> **Input**
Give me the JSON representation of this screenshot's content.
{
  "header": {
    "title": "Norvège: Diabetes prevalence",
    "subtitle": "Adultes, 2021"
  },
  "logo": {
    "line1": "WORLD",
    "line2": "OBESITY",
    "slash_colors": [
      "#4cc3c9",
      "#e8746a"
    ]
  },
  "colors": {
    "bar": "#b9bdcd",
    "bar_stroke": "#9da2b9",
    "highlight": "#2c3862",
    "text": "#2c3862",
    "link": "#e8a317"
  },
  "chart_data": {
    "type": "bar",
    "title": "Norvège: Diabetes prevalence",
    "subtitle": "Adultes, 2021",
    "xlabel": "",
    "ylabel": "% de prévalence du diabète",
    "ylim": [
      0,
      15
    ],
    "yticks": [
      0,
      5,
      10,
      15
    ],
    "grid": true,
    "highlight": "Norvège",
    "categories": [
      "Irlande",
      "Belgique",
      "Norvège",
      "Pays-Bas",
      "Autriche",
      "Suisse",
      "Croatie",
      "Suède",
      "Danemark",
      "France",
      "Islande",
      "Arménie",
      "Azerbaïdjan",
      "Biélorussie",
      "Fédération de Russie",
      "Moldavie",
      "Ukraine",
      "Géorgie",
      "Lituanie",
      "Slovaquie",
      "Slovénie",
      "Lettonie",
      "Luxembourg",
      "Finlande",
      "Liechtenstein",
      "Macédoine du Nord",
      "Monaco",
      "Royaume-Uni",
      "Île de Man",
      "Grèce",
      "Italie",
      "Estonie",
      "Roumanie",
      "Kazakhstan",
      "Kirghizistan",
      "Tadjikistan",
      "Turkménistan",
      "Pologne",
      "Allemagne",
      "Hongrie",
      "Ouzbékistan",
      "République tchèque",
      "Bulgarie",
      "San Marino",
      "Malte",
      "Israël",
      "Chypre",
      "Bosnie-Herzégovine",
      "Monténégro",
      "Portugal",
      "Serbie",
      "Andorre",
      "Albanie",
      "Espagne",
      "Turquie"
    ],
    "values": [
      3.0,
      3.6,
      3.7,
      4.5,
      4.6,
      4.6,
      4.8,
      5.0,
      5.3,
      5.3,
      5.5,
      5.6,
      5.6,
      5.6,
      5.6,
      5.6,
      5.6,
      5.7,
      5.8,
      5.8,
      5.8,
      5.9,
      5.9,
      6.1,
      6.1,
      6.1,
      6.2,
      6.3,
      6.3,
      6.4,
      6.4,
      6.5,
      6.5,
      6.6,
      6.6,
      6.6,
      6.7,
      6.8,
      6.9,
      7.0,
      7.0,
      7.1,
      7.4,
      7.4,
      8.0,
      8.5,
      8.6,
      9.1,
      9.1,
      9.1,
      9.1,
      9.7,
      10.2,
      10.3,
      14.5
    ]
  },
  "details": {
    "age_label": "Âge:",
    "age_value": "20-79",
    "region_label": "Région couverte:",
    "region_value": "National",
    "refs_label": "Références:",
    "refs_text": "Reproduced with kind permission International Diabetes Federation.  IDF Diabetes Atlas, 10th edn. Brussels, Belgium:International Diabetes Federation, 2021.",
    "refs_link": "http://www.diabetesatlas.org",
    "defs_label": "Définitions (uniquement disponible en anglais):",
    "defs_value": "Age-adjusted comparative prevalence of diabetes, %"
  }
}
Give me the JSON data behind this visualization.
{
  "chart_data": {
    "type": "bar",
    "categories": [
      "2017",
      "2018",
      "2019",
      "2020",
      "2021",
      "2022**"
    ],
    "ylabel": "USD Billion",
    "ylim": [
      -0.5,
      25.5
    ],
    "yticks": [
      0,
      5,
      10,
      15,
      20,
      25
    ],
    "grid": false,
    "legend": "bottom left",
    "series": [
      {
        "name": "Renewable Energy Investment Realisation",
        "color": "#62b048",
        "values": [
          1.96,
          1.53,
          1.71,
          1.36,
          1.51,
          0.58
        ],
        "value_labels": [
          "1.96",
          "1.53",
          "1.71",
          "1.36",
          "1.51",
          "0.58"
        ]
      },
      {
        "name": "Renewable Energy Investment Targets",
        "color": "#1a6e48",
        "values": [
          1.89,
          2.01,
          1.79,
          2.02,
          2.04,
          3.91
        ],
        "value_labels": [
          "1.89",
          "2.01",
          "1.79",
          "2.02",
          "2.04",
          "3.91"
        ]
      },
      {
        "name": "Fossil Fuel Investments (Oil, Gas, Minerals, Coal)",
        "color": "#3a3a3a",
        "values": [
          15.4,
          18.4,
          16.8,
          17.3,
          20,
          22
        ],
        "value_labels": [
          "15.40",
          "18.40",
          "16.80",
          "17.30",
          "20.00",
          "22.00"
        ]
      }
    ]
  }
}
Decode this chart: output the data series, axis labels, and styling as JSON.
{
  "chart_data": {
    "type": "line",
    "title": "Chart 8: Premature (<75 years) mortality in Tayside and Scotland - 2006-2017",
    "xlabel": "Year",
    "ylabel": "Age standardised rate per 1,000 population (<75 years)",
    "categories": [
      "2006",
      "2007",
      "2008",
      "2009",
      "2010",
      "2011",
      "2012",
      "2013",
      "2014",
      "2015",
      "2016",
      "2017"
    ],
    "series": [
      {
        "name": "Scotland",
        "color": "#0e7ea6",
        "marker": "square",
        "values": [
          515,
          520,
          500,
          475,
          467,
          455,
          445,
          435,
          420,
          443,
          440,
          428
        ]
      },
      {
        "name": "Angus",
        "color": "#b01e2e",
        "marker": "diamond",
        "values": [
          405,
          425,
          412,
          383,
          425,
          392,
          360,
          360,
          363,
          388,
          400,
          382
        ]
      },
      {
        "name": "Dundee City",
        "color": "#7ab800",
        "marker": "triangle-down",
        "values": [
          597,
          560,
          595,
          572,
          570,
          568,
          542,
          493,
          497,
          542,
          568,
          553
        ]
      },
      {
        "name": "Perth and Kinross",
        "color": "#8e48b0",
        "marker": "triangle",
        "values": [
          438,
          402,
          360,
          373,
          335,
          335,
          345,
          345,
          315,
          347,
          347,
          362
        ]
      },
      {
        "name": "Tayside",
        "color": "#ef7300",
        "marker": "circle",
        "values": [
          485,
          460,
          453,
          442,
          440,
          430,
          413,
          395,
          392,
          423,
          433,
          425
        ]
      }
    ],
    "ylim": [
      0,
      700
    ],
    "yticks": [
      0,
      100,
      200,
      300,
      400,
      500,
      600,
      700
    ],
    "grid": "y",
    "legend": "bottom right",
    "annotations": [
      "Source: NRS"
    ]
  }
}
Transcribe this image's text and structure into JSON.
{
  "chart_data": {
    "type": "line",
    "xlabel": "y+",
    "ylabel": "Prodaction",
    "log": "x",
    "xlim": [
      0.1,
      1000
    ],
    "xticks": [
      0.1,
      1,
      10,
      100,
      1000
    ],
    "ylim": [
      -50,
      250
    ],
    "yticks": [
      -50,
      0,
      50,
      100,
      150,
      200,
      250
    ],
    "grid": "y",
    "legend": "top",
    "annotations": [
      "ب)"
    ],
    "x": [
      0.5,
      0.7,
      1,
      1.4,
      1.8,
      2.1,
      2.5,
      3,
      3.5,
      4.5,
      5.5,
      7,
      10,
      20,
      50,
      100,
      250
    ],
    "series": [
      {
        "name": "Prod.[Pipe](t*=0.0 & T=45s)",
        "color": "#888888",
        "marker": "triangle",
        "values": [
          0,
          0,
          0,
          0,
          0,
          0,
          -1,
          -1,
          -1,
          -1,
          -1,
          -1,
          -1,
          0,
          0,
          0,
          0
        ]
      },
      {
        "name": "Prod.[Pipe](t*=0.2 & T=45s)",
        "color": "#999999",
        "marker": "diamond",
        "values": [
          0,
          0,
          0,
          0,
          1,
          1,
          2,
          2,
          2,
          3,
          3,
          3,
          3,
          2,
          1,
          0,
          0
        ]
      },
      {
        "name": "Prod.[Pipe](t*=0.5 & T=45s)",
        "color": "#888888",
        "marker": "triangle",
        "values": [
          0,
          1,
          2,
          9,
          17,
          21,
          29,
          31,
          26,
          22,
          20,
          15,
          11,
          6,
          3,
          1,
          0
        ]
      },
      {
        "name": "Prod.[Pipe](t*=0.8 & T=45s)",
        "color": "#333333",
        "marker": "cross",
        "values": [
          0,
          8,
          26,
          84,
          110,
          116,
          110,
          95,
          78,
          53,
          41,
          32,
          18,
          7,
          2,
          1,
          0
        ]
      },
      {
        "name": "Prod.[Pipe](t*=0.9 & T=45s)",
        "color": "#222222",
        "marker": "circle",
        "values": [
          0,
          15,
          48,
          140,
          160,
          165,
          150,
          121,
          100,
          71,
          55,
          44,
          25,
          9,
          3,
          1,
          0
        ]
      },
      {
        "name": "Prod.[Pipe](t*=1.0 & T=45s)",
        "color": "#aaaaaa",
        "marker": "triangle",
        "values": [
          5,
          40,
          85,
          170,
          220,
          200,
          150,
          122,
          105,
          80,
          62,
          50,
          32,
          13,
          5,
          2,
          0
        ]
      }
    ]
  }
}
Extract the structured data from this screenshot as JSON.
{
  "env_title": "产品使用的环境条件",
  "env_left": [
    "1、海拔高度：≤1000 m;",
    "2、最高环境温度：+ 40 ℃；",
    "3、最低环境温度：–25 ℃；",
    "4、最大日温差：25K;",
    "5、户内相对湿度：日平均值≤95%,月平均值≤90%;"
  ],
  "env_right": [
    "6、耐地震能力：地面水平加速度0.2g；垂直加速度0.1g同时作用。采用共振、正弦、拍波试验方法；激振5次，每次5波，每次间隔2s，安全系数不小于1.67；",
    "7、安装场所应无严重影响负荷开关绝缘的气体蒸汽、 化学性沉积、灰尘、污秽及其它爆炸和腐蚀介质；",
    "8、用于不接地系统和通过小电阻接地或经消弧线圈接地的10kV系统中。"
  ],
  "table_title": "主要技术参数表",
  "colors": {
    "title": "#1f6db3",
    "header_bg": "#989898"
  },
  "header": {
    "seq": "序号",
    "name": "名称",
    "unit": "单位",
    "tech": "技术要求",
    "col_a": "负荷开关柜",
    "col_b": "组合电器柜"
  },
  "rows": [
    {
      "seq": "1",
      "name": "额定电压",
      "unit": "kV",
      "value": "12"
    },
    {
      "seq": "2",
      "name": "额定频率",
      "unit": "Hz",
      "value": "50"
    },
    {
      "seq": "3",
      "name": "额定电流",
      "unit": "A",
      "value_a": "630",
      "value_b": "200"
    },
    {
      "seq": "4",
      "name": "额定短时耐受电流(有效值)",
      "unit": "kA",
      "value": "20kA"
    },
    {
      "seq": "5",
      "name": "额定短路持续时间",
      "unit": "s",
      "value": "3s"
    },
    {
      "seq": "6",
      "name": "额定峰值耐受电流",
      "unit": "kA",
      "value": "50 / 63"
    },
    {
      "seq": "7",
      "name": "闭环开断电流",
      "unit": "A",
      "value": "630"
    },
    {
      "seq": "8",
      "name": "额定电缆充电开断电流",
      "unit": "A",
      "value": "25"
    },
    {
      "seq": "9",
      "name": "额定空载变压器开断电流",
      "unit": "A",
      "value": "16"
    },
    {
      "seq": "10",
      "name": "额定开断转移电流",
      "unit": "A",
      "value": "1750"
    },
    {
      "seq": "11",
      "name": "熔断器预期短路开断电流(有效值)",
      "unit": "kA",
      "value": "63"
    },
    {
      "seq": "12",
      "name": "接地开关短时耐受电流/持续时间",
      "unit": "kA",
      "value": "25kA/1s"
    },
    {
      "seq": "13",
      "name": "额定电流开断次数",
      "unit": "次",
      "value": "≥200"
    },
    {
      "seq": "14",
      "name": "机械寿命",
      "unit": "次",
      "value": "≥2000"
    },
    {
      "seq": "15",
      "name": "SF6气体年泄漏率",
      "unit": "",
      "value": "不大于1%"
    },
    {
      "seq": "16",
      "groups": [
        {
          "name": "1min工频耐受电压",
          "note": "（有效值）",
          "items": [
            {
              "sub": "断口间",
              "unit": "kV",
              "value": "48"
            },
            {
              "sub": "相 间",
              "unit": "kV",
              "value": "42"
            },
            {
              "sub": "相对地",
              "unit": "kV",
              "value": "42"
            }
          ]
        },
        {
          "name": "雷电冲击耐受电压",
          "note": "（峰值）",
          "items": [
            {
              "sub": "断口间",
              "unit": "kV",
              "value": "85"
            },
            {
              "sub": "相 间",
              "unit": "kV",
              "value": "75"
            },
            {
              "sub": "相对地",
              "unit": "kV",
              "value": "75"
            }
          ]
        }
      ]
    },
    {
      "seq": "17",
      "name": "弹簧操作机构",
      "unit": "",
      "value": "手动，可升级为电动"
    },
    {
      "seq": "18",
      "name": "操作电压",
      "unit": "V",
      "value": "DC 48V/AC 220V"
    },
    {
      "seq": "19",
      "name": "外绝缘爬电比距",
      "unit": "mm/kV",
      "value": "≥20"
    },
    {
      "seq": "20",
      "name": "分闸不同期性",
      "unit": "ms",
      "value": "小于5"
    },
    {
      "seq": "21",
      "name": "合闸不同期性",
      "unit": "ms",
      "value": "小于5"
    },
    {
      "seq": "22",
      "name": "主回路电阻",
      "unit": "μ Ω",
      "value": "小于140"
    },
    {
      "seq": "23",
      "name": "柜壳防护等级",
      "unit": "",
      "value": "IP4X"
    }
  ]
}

> **Objective**
Show, from the material above, each line that includes the string "Tayside".

> **Solution to this task**
    "title": "Chart 8: Premature (<75 years) mortality in Tayside and Scotland - 2006-2017",
        "name": "Tayside",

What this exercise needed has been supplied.